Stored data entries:
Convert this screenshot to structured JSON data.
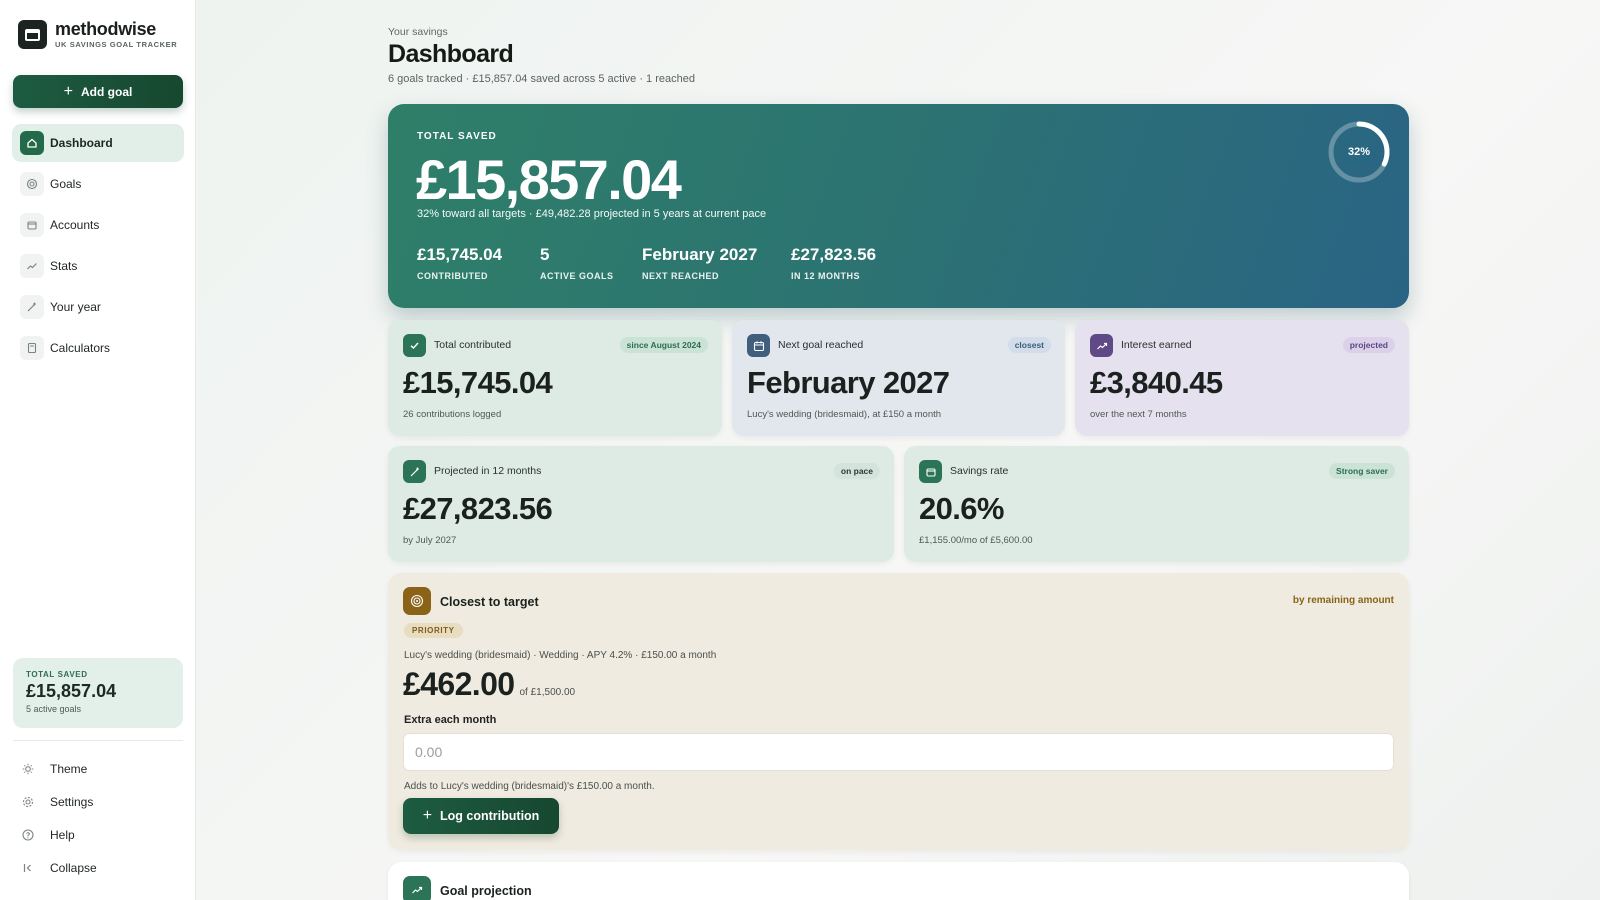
{
  "brand": {
    "name": "methodwise",
    "tagline": "UK SAVINGS GOAL TRACKER"
  },
  "sidebar": {
    "add_goal_label": "Add goal",
    "items": [
      {
        "label": "Dashboard",
        "icon": "home-icon",
        "active": true
      },
      {
        "label": "Goals",
        "icon": "target-icon"
      },
      {
        "label": "Accounts",
        "icon": "wallet-icon"
      },
      {
        "label": "Stats",
        "icon": "trend-icon"
      },
      {
        "label": "Your year",
        "icon": "sparkle-icon"
      },
      {
        "label": "Calculators",
        "icon": "calculator-icon"
      }
    ],
    "total": {
      "label": "TOTAL SAVED",
      "value": "£15,857.04",
      "sub": "5 active goals"
    },
    "bottom": [
      {
        "label": "Theme",
        "icon": "sun-icon"
      },
      {
        "label": "Settings",
        "icon": "gear-icon"
      },
      {
        "label": "Help",
        "icon": "help-icon"
      },
      {
        "label": "Collapse",
        "icon": "collapse-icon"
      }
    ]
  },
  "header": {
    "crumb": "Your savings",
    "title": "Dashboard",
    "subtitle": "6 goals tracked · £15,857.04 saved across 5 active · 1 reached"
  },
  "hero": {
    "label": "TOTAL SAVED",
    "value": "£15,857.04",
    "sub": "32% toward all targets · £49,482.28 projected in 5 years at current pace",
    "progress_percent": 32,
    "progress_label": "32%",
    "stats": [
      {
        "value": "£15,745.04",
        "label": "CONTRIBUTED"
      },
      {
        "value": "5",
        "label": "ACTIVE GOALS"
      },
      {
        "value": "February 2027",
        "label": "NEXT REACHED"
      },
      {
        "value": "£27,823.56",
        "label": "IN 12 MONTHS"
      }
    ]
  },
  "cards": {
    "contributed": {
      "title": "Total contributed",
      "badge": "since August 2024",
      "value": "£15,745.04",
      "sub": "26 contributions logged"
    },
    "next_goal": {
      "title": "Next goal reached",
      "badge": "closest",
      "value": "February 2027",
      "sub": "Lucy's wedding (bridesmaid), at £150 a month"
    },
    "interest": {
      "title": "Interest earned",
      "badge": "projected",
      "value": "£3,840.45",
      "sub": "over the next 7 months"
    },
    "projected": {
      "title": "Projected in 12 months",
      "badge": "on pace",
      "value": "£27,823.56",
      "sub": "by July 2027"
    },
    "rate": {
      "title": "Savings rate",
      "badge": "Strong saver",
      "value": "20.6%",
      "sub": "£1,155.00/mo of £5,600.00"
    }
  },
  "priority": {
    "title": "Closest to target",
    "right_label": "by remaining amount",
    "tag": "PRIORITY",
    "meta": "Lucy's wedding (bridesmaid) · Wedding · APY 4.2% · £150.00 a month",
    "amount": "£462.00",
    "of_amount": "of £1,500.00",
    "input_label": "Extra each month",
    "input_placeholder": "0.00",
    "help": "Adds to Lucy's wedding (bridesmaid)'s £150.00 a month.",
    "button_label": "Log contribution"
  },
  "projection": {
    "title": "Goal projection"
  }
}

Job:
Lines from the records above that hold "Lucy" are the ones to list.

In response:
      "sub": "Lucy's wedding (bridesmaid), at £150 a month"
    "meta": "Lucy's wedding (bridesmaid) · Wedding · APY 4.2% · £150.00 a month",
    "help": "Adds to Lucy's wedding (bridesmaid)'s £150.00 a month.",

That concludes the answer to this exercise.